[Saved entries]
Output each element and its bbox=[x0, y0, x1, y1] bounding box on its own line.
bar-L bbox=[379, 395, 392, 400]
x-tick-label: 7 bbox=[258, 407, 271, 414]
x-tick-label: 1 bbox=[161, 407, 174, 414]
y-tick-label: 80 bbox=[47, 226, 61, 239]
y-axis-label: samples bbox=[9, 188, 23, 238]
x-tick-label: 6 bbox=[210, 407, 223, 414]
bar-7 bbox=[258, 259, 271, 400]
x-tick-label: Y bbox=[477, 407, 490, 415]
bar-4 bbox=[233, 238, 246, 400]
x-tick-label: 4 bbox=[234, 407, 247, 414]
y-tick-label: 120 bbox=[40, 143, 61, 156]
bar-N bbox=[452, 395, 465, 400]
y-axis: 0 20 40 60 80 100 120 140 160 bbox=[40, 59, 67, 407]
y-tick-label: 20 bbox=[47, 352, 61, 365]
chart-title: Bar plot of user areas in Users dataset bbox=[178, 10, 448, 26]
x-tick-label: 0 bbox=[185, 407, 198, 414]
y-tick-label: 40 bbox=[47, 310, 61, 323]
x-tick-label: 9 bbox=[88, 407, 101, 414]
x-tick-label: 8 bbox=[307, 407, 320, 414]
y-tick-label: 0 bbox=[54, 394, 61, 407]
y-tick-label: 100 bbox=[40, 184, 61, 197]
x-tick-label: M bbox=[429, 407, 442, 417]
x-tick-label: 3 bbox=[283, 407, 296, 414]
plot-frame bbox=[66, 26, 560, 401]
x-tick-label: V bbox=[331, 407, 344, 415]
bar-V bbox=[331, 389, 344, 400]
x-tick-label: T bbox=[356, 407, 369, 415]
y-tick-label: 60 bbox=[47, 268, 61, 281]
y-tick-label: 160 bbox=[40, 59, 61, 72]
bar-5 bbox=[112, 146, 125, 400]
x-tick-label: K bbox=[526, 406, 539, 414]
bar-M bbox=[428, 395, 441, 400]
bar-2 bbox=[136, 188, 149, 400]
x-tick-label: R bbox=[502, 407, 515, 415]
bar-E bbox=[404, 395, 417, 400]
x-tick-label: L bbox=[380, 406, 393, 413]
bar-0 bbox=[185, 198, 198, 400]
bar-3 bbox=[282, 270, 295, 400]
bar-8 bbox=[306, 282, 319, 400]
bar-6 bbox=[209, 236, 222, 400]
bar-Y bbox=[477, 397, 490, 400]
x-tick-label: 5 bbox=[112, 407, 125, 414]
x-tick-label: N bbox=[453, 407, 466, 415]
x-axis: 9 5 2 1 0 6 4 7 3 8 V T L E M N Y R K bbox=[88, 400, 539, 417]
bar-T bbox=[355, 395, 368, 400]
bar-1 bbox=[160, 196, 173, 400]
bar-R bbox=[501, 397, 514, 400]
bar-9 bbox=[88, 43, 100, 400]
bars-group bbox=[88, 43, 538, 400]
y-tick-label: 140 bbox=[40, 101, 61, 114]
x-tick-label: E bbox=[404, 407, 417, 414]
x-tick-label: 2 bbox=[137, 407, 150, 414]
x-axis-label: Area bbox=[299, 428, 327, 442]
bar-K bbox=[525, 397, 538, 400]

## Aim
Identify every line in the data above that contains the string "plot", and copy each of those lines in full. Case counts, so match only that exact capitalization.

## Solution to this task
chart-title: Bar plot of user areas in Users dataset bbox=[178, 10, 448, 26]
plot-frame bbox=[66, 26, 560, 401]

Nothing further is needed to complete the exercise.